■ Problem to work on:
Copy the records below exactly, leaving out every picture.

(Items from a figure collection)
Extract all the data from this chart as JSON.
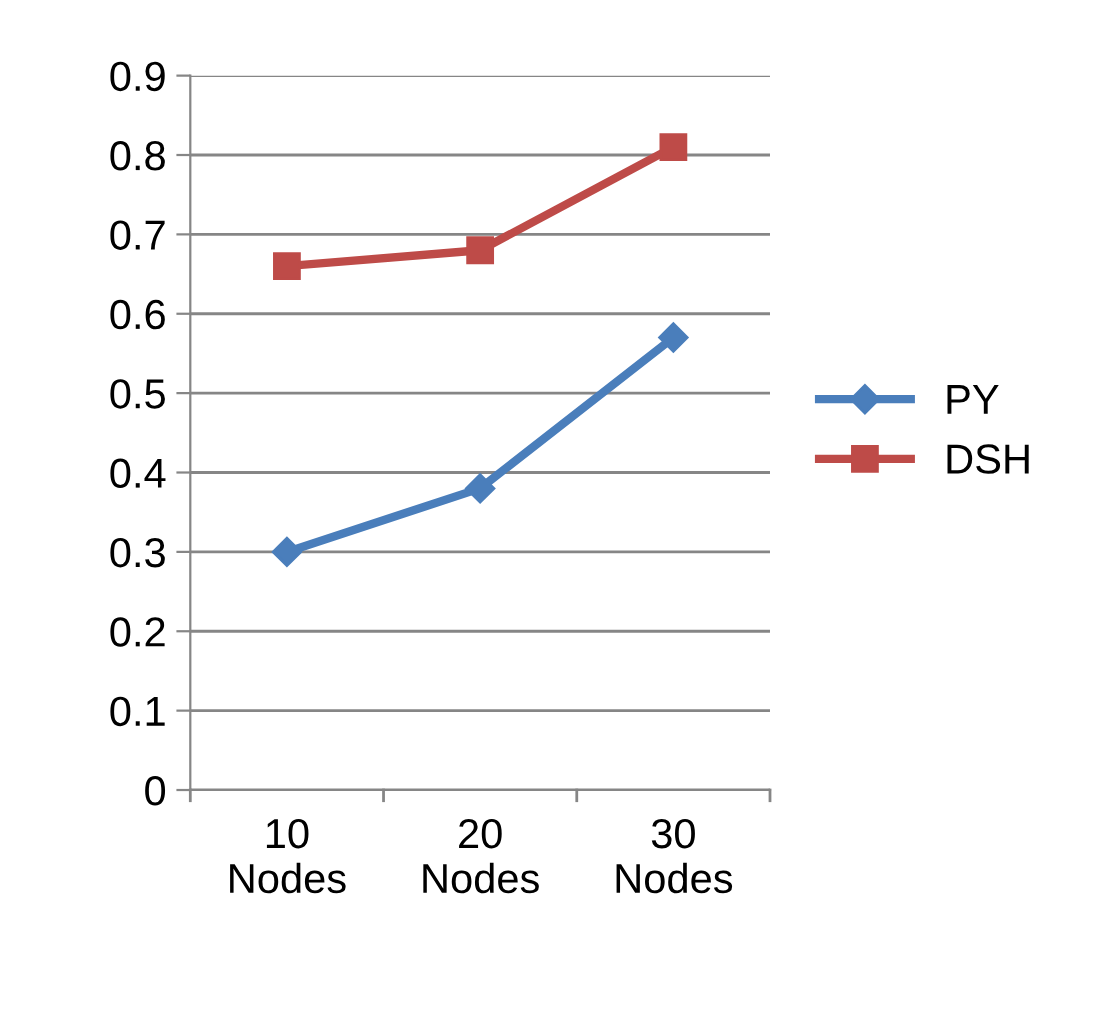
{
  "chart_data": {
    "type": "line",
    "categories": [
      "10\nNodes",
      "20\nNodes",
      "30\nNodes"
    ],
    "series": [
      {
        "name": "PY",
        "color": "#4a7ebb",
        "marker": "diamond",
        "values": [
          0.3,
          0.38,
          0.57
        ]
      },
      {
        "name": "DSH",
        "color": "#be4b48",
        "marker": "square",
        "values": [
          0.66,
          0.68,
          0.81
        ]
      }
    ],
    "ylim": [
      0,
      0.9
    ],
    "yticks": [
      0,
      0.1,
      0.2,
      0.3,
      0.4,
      0.5,
      0.6,
      0.7,
      0.8,
      0.9
    ],
    "grid": "y",
    "legend": "right",
    "line_style": "solid"
  }
}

■ Task solution:
Extract all the data from this chart as JSON.
{
  "chart_data": {
    "type": "line",
    "categories": [
      "10\nNodes",
      "20\nNodes",
      "30\nNodes"
    ],
    "series": [
      {
        "name": "PY",
        "color": "#4a7ebb",
        "marker": "diamond",
        "values": [
          0.3,
          0.38,
          0.57
        ]
      },
      {
        "name": "DSH",
        "color": "#be4b48",
        "marker": "square",
        "values": [
          0.66,
          0.68,
          0.81
        ]
      }
    ],
    "ylim": [
      0,
      0.9
    ],
    "yticks": [
      0,
      0.1,
      0.2,
      0.3,
      0.4,
      0.5,
      0.6,
      0.7,
      0.8,
      0.9
    ],
    "grid": "y",
    "legend": "right",
    "line_style": "solid"
  }
}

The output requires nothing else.